Task requirements:
The data must be returned in full and exactly as given.

Collection entries:
-- start --
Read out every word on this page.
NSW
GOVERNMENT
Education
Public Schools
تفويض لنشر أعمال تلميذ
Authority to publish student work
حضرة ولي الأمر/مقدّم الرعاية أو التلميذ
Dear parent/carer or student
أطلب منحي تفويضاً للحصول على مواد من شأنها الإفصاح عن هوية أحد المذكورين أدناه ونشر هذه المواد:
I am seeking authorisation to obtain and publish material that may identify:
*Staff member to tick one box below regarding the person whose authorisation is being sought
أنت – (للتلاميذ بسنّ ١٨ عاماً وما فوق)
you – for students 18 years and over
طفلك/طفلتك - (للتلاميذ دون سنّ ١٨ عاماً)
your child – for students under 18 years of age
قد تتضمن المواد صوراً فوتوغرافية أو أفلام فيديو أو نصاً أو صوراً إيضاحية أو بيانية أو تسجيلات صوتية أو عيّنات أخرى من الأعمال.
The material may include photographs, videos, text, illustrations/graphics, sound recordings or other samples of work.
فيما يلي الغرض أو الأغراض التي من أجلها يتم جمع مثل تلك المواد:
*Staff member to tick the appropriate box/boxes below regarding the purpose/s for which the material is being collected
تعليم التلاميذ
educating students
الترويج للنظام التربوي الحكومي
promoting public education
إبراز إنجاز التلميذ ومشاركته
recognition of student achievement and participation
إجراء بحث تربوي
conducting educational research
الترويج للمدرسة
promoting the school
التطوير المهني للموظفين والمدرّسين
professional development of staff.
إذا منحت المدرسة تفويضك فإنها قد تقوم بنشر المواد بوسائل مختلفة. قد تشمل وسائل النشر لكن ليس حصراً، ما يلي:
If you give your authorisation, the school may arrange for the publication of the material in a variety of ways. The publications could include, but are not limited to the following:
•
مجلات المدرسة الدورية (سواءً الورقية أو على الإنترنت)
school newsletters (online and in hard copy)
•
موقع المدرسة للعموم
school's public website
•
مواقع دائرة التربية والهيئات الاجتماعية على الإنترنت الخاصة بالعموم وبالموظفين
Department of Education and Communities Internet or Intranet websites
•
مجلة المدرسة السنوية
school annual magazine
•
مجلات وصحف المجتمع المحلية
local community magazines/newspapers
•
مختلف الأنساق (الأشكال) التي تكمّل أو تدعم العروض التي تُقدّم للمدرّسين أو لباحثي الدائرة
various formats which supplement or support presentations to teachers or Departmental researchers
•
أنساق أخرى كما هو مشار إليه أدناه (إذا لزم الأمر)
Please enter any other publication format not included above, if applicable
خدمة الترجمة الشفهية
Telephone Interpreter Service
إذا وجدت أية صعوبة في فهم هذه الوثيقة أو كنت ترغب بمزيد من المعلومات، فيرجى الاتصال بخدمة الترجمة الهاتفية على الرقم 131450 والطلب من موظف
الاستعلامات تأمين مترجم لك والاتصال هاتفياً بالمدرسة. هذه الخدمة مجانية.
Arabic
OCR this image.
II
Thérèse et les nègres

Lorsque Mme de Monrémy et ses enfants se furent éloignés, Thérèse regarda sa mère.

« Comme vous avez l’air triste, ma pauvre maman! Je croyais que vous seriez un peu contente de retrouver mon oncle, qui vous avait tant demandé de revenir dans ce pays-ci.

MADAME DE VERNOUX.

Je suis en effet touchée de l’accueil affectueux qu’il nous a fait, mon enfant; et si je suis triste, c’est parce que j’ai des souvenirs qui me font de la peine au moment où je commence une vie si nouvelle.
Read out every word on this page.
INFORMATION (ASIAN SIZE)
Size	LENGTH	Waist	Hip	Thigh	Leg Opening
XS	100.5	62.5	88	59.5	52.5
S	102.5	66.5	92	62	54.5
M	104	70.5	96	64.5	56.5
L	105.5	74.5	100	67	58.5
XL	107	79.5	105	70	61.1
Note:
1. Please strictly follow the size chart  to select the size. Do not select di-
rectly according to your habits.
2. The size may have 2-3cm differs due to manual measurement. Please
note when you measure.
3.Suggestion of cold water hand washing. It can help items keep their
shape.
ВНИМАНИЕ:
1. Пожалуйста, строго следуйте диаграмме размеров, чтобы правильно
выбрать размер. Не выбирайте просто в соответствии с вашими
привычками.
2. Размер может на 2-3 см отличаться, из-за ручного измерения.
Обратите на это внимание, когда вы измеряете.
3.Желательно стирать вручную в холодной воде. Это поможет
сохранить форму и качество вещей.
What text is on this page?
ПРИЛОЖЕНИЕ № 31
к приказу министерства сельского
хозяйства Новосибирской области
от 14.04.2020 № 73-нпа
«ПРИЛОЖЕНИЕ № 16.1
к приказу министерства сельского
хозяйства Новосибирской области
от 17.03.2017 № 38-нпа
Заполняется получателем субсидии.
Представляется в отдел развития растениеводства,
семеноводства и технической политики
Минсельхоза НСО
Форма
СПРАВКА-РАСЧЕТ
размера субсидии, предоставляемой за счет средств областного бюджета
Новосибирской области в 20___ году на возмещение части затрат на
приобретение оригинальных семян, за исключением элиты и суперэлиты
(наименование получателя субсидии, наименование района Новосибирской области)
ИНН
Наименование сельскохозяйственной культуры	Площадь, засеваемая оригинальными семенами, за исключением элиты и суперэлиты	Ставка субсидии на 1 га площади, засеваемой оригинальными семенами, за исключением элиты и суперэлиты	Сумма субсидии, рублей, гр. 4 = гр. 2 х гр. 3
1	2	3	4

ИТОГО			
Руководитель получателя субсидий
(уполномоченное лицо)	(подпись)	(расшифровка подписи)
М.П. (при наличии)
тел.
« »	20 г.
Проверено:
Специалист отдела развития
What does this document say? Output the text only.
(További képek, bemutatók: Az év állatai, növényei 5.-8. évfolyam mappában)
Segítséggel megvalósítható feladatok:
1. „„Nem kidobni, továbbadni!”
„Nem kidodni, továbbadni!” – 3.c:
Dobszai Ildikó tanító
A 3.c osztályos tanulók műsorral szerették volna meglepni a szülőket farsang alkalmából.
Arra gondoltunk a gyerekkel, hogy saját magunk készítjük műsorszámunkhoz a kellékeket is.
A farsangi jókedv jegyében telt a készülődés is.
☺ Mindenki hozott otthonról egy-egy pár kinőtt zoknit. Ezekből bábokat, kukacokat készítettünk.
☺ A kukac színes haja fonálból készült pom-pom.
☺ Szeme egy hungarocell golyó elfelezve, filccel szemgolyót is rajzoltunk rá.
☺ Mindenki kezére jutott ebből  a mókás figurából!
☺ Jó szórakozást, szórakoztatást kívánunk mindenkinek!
-- end --
Exercise response:
Read out every word on this page.
NSW
GOVERNMENT
Education
Public Schools
تفويض لنشر أعمال تلميذ
Authority to publish student work
حضرة ولي الأمر/مقدّم الرعاية أو التلميذ
Dear parent/carer or student
أطلب منحي تفويضاً للحصول على مواد من شأنها الإفصاح عن هوية أحد المذكورين أدناه ونشر هذه المواد:
I am seeking authorisation to obtain and publish material that may identify:
*Staff member to tick one box below regarding the person whose authorisation is being sought
أنت – (للتلاميذ بسنّ ١٨ عاماً وما فوق)
you – for students 18 years and over
طفلك/طفلتك - (للتلاميذ دون سنّ ١٨ عاماً)
your child – for students under 18 years of age
قد تتضمن المواد صوراً فوتوغرافية أو أفلام فيديو أو نصاً أو صوراً إيضاحية أو بيانية أو تسجيلات صوتية أو عيّنات أخرى من الأعمال.
The material may include photographs, videos, text, illustrations/graphics, sound recordings or other samples of work.
فيما يلي الغرض أو الأغراض التي من أجلها يتم جمع مثل تلك المواد:
*Staff member to tick the appropriate box/boxes below regarding the purpose/s for which the material is being collected
تعليم التلاميذ
educating students
الترويج للنظام التربوي الحكومي
promoting public education
إبراز إنجاز التلميذ ومشاركته
recognition of student achievement and participation
إجراء بحث تربوي
conducting educational research
الترويج للمدرسة
promoting the school
التطوير المهني للموظفين والمدرّسين
professional development of staff.
إذا منحت المدرسة تفويضك فإنها قد تقوم بنشر المواد بوسائل مختلفة. قد تشمل وسائل النشر لكن ليس حصراً، ما يلي:
If you give your authorisation, the school may arrange for the publication of the material in a variety of ways. The publications could include, but are not limited to the following:
•
مجلات المدرسة الدورية (سواءً الورقية أو على الإنترنت)
school newsletters (online and in hard copy)
•
موقع المدرسة للعموم
school's public website
•
مواقع دائرة التربية والهيئات الاجتماعية على الإنترنت الخاصة بالعموم وبالموظفين
Department of Education and Communities Internet or Intranet websites
•
مجلة المدرسة السنوية
school annual magazine
•
مجلات وصحف المجتمع المحلية
local community magazines/newspapers
•
مختلف الأنساق (الأشكال) التي تكمّل أو تدعم العروض التي تُقدّم للمدرّسين أو لباحثي الدائرة
various formats which supplement or support presentations to teachers or Departmental researchers
•
أنساق أخرى كما هو مشار إليه أدناه (إذا لزم الأمر)
Please enter any other publication format not included above, if applicable
خدمة الترجمة الشفهية
Telephone Interpreter Service
إذا وجدت أية صعوبة في فهم هذه الوثيقة أو كنت ترغب بمزيد من المعلومات، فيرجى الاتصال بخدمة الترجمة الهاتفية على الرقم 131450 والطلب من موظف
الاستعلامات تأمين مترجم لك والاتصال هاتفياً بالمدرسة. هذه الخدمة مجانية.
Arabic
OCR this image.
II
Thérèse et les nègres

Lorsque Mme de Monrémy et ses enfants se furent éloignés, Thérèse regarda sa mère.

« Comme vous avez l’air triste, ma pauvre maman! Je croyais que vous seriez un peu contente de retrouver mon oncle, qui vous avait tant demandé de revenir dans ce pays-ci.

MADAME DE VERNOUX.

Je suis en effet touchée de l’accueil affectueux qu’il nous a fait, mon enfant; et si je suis triste, c’est parce que j’ai des souvenirs qui me font de la peine au moment où je commence une vie si nouvelle.
Read out every word on this page.
INFORMATION (ASIAN SIZE)
Size	LENGTH	Waist	Hip	Thigh	Leg Opening
XS	100.5	62.5	88	59.5	52.5
S	102.5	66.5	92	62	54.5
M	104	70.5	96	64.5	56.5
L	105.5	74.5	100	67	58.5
XL	107	79.5	105	70	61.1
Note:
1. Please strictly follow the size chart  to select the size. Do not select di-
rectly according to your habits.
2. The size may have 2-3cm differs due to manual measurement. Please
note when you measure.
3.Suggestion of cold water hand washing. It can help items keep their
shape.
ВНИМАНИЕ:
1. Пожалуйста, строго следуйте диаграмме размеров, чтобы правильно
выбрать размер. Не выбирайте просто в соответствии с вашими
привычками.
2. Размер может на 2-3 см отличаться, из-за ручного измерения.
Обратите на это внимание, когда вы измеряете.
3.Желательно стирать вручную в холодной воде. Это поможет
сохранить форму и качество вещей.
What text is on this page?
ПРИЛОЖЕНИЕ № 31
к приказу министерства сельского
хозяйства Новосибирской области
от 14.04.2020 № 73-нпа
«ПРИЛОЖЕНИЕ № 16.1
к приказу министерства сельского
хозяйства Новосибирской области
от 17.03.2017 № 38-нпа
Заполняется получателем субсидии.
Представляется в отдел развития растениеводства,
семеноводства и технической политики
Минсельхоза НСО
Форма
СПРАВКА-РАСЧЕТ
размера субсидии, предоставляемой за счет средств областного бюджета
Новосибирской области в 20___ году на возмещение части затрат на
приобретение оригинальных семян, за исключением элиты и суперэлиты
(наименование получателя субсидии, наименование района Новосибирской области)
ИНН
Наименование сельскохозяйственной культуры	Площадь, засеваемая оригинальными семенами, за исключением элиты и суперэлиты	Ставка субсидии на 1 га площади, засеваемой оригинальными семенами, за исключением элиты и суперэлиты	Сумма субсидии, рублей, гр. 4 = гр. 2 х гр. 3
1	2	3	4

ИТОГО			
Руководитель получателя субсидий
(уполномоченное лицо)	(подпись)	(расшифровка подписи)
М.П. (при наличии)
тел.
« »	20 г.
Проверено:
Специалист отдела развития
What does this document say? Output the text only.
(További képek, bemutatók: Az év állatai, növényei 5.-8. évfolyam mappában)
Segítséggel megvalósítható feladatok:
1. „„Nem kidobni, továbbadni!”
„Nem kidodni, továbbadni!” – 3.c:
Dobszai Ildikó tanító
A 3.c osztályos tanulók műsorral szerették volna meglepni a szülőket farsang alkalmából.
Arra gondoltunk a gyerekkel, hogy saját magunk készítjük műsorszámunkhoz a kellékeket is.
A farsangi jókedv jegyében telt a készülődés is.
☺ Mindenki hozott otthonról egy-egy pár kinőtt zoknit. Ezekből bábokat, kukacokat készítettünk.
☺ A kukac színes haja fonálból készült pom-pom.
☺ Szeme egy hungarocell golyó elfelezve, filccel szemgolyót is rajzoltunk rá.
☺ Mindenki kezére jutott ebből  a mókás figurából!
☺ Jó szórakozást, szórakoztatást kívánunk mindenkinek!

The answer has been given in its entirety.